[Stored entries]
——————

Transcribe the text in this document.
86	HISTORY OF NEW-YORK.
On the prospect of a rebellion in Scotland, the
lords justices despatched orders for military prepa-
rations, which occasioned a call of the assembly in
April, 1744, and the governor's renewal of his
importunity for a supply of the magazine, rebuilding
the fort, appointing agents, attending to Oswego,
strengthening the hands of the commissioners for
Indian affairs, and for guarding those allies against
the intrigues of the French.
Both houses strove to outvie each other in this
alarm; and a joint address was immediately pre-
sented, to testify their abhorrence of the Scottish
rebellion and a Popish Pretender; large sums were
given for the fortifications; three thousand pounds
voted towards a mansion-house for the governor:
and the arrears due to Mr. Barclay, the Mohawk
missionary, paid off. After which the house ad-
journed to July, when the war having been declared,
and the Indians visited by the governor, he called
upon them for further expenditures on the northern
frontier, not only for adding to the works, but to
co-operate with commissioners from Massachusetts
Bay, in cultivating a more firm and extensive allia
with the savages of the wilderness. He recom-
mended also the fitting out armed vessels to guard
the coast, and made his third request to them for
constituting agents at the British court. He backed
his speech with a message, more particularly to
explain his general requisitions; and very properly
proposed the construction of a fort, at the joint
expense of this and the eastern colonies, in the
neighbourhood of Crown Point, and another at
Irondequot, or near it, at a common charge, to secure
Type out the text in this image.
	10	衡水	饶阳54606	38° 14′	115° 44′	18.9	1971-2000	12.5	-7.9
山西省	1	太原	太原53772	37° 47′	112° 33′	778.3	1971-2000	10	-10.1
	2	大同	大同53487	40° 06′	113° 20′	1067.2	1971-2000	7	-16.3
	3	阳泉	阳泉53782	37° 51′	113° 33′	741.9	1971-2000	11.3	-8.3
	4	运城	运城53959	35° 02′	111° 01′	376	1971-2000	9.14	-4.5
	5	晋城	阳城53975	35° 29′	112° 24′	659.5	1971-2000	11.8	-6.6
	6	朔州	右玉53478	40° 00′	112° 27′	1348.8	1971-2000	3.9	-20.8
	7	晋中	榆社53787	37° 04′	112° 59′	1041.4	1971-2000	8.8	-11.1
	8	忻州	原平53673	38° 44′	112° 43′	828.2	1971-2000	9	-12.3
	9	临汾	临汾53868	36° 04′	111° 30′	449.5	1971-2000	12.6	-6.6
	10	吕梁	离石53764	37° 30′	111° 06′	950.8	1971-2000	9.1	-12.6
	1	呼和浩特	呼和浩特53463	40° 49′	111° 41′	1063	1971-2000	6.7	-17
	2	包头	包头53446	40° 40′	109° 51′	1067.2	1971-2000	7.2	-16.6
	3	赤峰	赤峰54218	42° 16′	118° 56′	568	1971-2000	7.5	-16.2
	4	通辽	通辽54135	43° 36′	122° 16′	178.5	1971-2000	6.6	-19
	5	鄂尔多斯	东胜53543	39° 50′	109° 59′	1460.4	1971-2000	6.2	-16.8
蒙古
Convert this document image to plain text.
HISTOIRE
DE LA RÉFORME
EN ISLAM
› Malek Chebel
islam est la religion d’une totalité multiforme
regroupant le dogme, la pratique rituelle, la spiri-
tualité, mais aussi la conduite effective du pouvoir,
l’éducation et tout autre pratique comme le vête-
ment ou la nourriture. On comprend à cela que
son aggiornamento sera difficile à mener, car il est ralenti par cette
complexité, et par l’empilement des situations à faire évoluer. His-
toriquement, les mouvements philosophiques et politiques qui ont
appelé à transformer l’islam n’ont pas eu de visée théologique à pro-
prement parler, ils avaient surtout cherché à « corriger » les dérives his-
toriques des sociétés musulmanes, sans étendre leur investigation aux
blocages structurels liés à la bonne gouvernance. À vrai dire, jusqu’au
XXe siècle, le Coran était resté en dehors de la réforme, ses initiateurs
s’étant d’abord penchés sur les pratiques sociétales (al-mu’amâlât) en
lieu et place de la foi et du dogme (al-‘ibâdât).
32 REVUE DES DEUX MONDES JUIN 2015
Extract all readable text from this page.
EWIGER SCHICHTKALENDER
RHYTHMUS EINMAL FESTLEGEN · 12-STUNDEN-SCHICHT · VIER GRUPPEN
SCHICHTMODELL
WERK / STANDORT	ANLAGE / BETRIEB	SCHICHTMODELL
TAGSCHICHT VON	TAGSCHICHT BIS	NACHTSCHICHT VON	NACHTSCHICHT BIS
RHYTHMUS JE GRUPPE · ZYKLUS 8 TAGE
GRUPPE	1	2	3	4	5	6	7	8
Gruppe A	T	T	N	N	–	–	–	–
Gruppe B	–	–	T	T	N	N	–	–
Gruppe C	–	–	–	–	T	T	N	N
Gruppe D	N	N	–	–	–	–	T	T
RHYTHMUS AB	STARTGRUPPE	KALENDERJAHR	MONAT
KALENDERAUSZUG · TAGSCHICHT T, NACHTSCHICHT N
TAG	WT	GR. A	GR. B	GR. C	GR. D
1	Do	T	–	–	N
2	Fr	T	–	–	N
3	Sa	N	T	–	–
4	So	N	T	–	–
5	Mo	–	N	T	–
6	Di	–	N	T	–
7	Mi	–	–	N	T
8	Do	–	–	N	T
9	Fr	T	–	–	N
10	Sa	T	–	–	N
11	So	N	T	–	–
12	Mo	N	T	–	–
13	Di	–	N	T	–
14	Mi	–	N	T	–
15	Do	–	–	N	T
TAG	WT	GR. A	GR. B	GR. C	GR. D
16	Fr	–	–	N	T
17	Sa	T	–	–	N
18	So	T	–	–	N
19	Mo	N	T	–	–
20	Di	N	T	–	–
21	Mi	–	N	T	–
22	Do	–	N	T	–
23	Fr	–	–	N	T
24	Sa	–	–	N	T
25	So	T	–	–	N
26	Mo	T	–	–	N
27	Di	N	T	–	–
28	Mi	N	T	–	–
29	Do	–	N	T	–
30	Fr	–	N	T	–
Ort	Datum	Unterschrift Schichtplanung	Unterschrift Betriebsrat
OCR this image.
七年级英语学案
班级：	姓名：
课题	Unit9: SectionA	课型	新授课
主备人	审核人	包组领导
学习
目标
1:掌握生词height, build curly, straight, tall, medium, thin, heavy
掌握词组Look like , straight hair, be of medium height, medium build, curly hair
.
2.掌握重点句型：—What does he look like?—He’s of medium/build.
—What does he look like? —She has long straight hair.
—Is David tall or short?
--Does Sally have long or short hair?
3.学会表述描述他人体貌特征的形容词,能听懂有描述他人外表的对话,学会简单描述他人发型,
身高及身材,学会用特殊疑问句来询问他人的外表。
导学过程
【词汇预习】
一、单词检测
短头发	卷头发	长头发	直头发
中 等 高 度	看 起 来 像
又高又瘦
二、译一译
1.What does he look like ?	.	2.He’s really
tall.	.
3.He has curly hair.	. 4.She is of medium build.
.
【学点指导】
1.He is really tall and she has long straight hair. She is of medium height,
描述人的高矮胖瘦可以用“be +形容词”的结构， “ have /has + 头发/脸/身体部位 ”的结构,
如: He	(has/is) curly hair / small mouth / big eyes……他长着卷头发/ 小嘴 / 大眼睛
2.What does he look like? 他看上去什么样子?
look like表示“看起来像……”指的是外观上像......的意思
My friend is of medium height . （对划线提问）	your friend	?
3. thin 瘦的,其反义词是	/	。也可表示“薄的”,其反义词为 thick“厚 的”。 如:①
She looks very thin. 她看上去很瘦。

——————

◆ **GIVEN INSTRUCTION**: From the entries above, copy every line where the word "with" shows up.

◆ **EXERCISE SOLUTION**:
co-operate with commissioners from Massachusetts
with the savages of the wilderness. He recom-
his speech with a message, more particularly to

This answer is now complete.